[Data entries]
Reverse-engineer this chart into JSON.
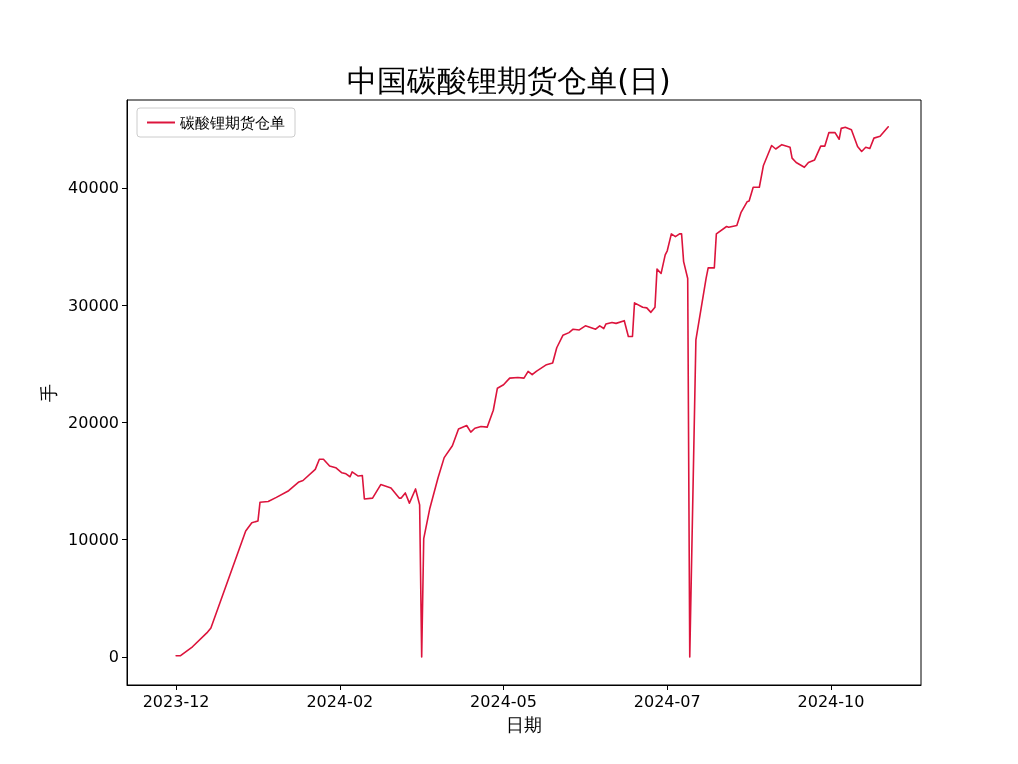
{
  "chart_data": {
    "type": "line",
    "title": "中国碳酸锂期货仓单(日)",
    "xlabel": "日期",
    "ylabel": "手",
    "legend": "top left",
    "grid": false,
    "xlim": [
      "2023-11-07",
      "2024-11-29"
    ],
    "ylim": [
      -2390,
      47500
    ],
    "xticks": [
      {
        "value": "2023-12-01",
        "label": "2023-12"
      },
      {
        "value": "2024-02-19",
        "label": "2024-02"
      },
      {
        "value": "2024-05-09",
        "label": "2024-05"
      },
      {
        "value": "2024-07-28",
        "label": "2024-07"
      },
      {
        "value": "2024-10-16",
        "label": "2024-10"
      }
    ],
    "yticks": [
      0,
      10000,
      20000,
      30000,
      40000
    ],
    "x": [
      "2023-12-01",
      "2023-12-03",
      "2023-12-09",
      "2023-12-16",
      "2023-12-18",
      "2024-01-04",
      "2024-01-07",
      "2024-01-10",
      "2024-01-11",
      "2024-01-15",
      "2024-01-19",
      "2024-01-25",
      "2024-01-30",
      "2024-02-01",
      "2024-02-07",
      "2024-02-09",
      "2024-02-11",
      "2024-02-14",
      "2024-02-17",
      "2024-02-20",
      "2024-02-22",
      "2024-02-24",
      "2024-02-25",
      "2024-02-28",
      "2024-03-01",
      "2024-03-02",
      "2024-03-06",
      "2024-03-10",
      "2024-03-15",
      "2024-03-19",
      "2024-03-20",
      "2024-03-22",
      "2024-03-24",
      "2024-03-27",
      "2024-03-29",
      "2024-03-30",
      "2024-03-31",
      "2024-04-03",
      "2024-04-07",
      "2024-04-10",
      "2024-04-14",
      "2024-04-17",
      "2024-04-21",
      "2024-04-23",
      "2024-04-25",
      "2024-04-28",
      "2024-05-01",
      "2024-05-04",
      "2024-05-06",
      "2024-05-09",
      "2024-05-12",
      "2024-05-16",
      "2024-05-19",
      "2024-05-21",
      "2024-05-23",
      "2024-05-25",
      "2024-05-30",
      "2024-06-02",
      "2024-06-04",
      "2024-06-07",
      "2024-06-10",
      "2024-06-12",
      "2024-06-15",
      "2024-06-18",
      "2024-06-23",
      "2024-06-25",
      "2024-06-27",
      "2024-06-28",
      "2024-07-01",
      "2024-07-03",
      "2024-07-07",
      "2024-07-09",
      "2024-07-11",
      "2024-07-12",
      "2024-07-16",
      "2024-07-18",
      "2024-07-20",
      "2024-07-22",
      "2024-07-23",
      "2024-07-25",
      "2024-07-27",
      "2024-07-28",
      "2024-07-30",
      "2024-08-01",
      "2024-08-03",
      "2024-08-04",
      "2024-08-05",
      "2024-08-07",
      "2024-08-08",
      "2024-08-11",
      "2024-08-16",
      "2024-08-17",
      "2024-08-20",
      "2024-08-21",
      "2024-08-26",
      "2024-08-27",
      "2024-08-31",
      "2024-09-02",
      "2024-09-05",
      "2024-09-06",
      "2024-09-08",
      "2024-09-11",
      "2024-09-13",
      "2024-09-17",
      "2024-09-19",
      "2024-09-22",
      "2024-09-26",
      "2024-09-27",
      "2024-09-29",
      "2024-10-03",
      "2024-10-05",
      "2024-10-08",
      "2024-10-11",
      "2024-10-13",
      "2024-10-15",
      "2024-10-18",
      "2024-10-20",
      "2024-10-21",
      "2024-10-23",
      "2024-10-26",
      "2024-10-29",
      "2024-10-31",
      "2024-11-02",
      "2024-11-04",
      "2024-11-06",
      "2024-11-09",
      "2024-11-13"
    ],
    "series": [
      {
        "name": "碳酸锂期货仓单",
        "color": "#dc143c",
        "values": [
          100,
          100,
          870,
          2050,
          2470,
          10750,
          11450,
          11600,
          13200,
          13260,
          13610,
          14180,
          14930,
          15050,
          16000,
          16860,
          16860,
          16290,
          16140,
          15710,
          15620,
          15370,
          15780,
          15430,
          15480,
          13470,
          13550,
          14700,
          14410,
          13550,
          13550,
          13990,
          13120,
          14330,
          12970,
          0,
          10100,
          12690,
          15280,
          17000,
          18020,
          19450,
          19740,
          19170,
          19510,
          19660,
          19600,
          21040,
          22920,
          23210,
          23780,
          23840,
          23780,
          24360,
          24070,
          24360,
          24930,
          25070,
          26370,
          27430,
          27660,
          27950,
          27890,
          28240,
          27950,
          28240,
          28010,
          28390,
          28530,
          28450,
          28680,
          27330,
          27330,
          30200,
          29830,
          29770,
          29390,
          29830,
          33080,
          32710,
          34290,
          34640,
          36080,
          35850,
          36080,
          36080,
          33720,
          32280,
          0,
          27040,
          32310,
          33180,
          33180,
          36090,
          36710,
          36650,
          36800,
          37890,
          38820,
          38880,
          40060,
          40060,
          41920,
          43620,
          43320,
          43690,
          43470,
          42540,
          42170,
          41760,
          42170,
          42390,
          43570,
          43570,
          44720,
          44720,
          44150,
          45080,
          45180,
          44970,
          43540,
          43110,
          43470,
          43370,
          44250,
          44400,
          45210
        ]
      }
    ]
  }
}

• [Given instruction] Please write out all of the material above without changing a word, and omit any pictures.

• [Completed task]
Reverse-engineer this chart into JSON.
{
  "chart_data": {
    "type": "line",
    "title": "中国碳酸锂期货仓单(日)",
    "xlabel": "日期",
    "ylabel": "手",
    "legend": "top left",
    "grid": false,
    "xlim": [
      "2023-11-07",
      "2024-11-29"
    ],
    "ylim": [
      -2390,
      47500
    ],
    "xticks": [
      {
        "value": "2023-12-01",
        "label": "2023-12"
      },
      {
        "value": "2024-02-19",
        "label": "2024-02"
      },
      {
        "value": "2024-05-09",
        "label": "2024-05"
      },
      {
        "value": "2024-07-28",
        "label": "2024-07"
      },
      {
        "value": "2024-10-16",
        "label": "2024-10"
      }
    ],
    "yticks": [
      0,
      10000,
      20000,
      30000,
      40000
    ],
    "x": [
      "2023-12-01",
      "2023-12-03",
      "2023-12-09",
      "2023-12-16",
      "2023-12-18",
      "2024-01-04",
      "2024-01-07",
      "2024-01-10",
      "2024-01-11",
      "2024-01-15",
      "2024-01-19",
      "2024-01-25",
      "2024-01-30",
      "2024-02-01",
      "2024-02-07",
      "2024-02-09",
      "2024-02-11",
      "2024-02-14",
      "2024-02-17",
      "2024-02-20",
      "2024-02-22",
      "2024-02-24",
      "2024-02-25",
      "2024-02-28",
      "2024-03-01",
      "2024-03-02",
      "2024-03-06",
      "2024-03-10",
      "2024-03-15",
      "2024-03-19",
      "2024-03-20",
      "2024-03-22",
      "2024-03-24",
      "2024-03-27",
      "2024-03-29",
      "2024-03-30",
      "2024-03-31",
      "2024-04-03",
      "2024-04-07",
      "2024-04-10",
      "2024-04-14",
      "2024-04-17",
      "2024-04-21",
      "2024-04-23",
      "2024-04-25",
      "2024-04-28",
      "2024-05-01",
      "2024-05-04",
      "2024-05-06",
      "2024-05-09",
      "2024-05-12",
      "2024-05-16",
      "2024-05-19",
      "2024-05-21",
      "2024-05-23",
      "2024-05-25",
      "2024-05-30",
      "2024-06-02",
      "2024-06-04",
      "2024-06-07",
      "2024-06-10",
      "2024-06-12",
      "2024-06-15",
      "2024-06-18",
      "2024-06-23",
      "2024-06-25",
      "2024-06-27",
      "2024-06-28",
      "2024-07-01",
      "2024-07-03",
      "2024-07-07",
      "2024-07-09",
      "2024-07-11",
      "2024-07-12",
      "2024-07-16",
      "2024-07-18",
      "2024-07-20",
      "2024-07-22",
      "2024-07-23",
      "2024-07-25",
      "2024-07-27",
      "2024-07-28",
      "2024-07-30",
      "2024-08-01",
      "2024-08-03",
      "2024-08-04",
      "2024-08-05",
      "2024-08-07",
      "2024-08-08",
      "2024-08-11",
      "2024-08-16",
      "2024-08-17",
      "2024-08-20",
      "2024-08-21",
      "2024-08-26",
      "2024-08-27",
      "2024-08-31",
      "2024-09-02",
      "2024-09-05",
      "2024-09-06",
      "2024-09-08",
      "2024-09-11",
      "2024-09-13",
      "2024-09-17",
      "2024-09-19",
      "2024-09-22",
      "2024-09-26",
      "2024-09-27",
      "2024-09-29",
      "2024-10-03",
      "2024-10-05",
      "2024-10-08",
      "2024-10-11",
      "2024-10-13",
      "2024-10-15",
      "2024-10-18",
      "2024-10-20",
      "2024-10-21",
      "2024-10-23",
      "2024-10-26",
      "2024-10-29",
      "2024-10-31",
      "2024-11-02",
      "2024-11-04",
      "2024-11-06",
      "2024-11-09",
      "2024-11-13"
    ],
    "series": [
      {
        "name": "碳酸锂期货仓单",
        "color": "#dc143c",
        "values": [
          100,
          100,
          870,
          2050,
          2470,
          10750,
          11450,
          11600,
          13200,
          13260,
          13610,
          14180,
          14930,
          15050,
          16000,
          16860,
          16860,
          16290,
          16140,
          15710,
          15620,
          15370,
          15780,
          15430,
          15480,
          13470,
          13550,
          14700,
          14410,
          13550,
          13550,
          13990,
          13120,
          14330,
          12970,
          0,
          10100,
          12690,
          15280,
          17000,
          18020,
          19450,
          19740,
          19170,
          19510,
          19660,
          19600,
          21040,
          22920,
          23210,
          23780,
          23840,
          23780,
          24360,
          24070,
          24360,
          24930,
          25070,
          26370,
          27430,
          27660,
          27950,
          27890,
          28240,
          27950,
          28240,
          28010,
          28390,
          28530,
          28450,
          28680,
          27330,
          27330,
          30200,
          29830,
          29770,
          29390,
          29830,
          33080,
          32710,
          34290,
          34640,
          36080,
          35850,
          36080,
          36080,
          33720,
          32280,
          0,
          27040,
          32310,
          33180,
          33180,
          36090,
          36710,
          36650,
          36800,
          37890,
          38820,
          38880,
          40060,
          40060,
          41920,
          43620,
          43320,
          43690,
          43470,
          42540,
          42170,
          41760,
          42170,
          42390,
          43570,
          43570,
          44720,
          44720,
          44150,
          45080,
          45180,
          44970,
          43540,
          43110,
          43470,
          43370,
          44250,
          44400,
          45210
        ]
      }
    ]
  }
}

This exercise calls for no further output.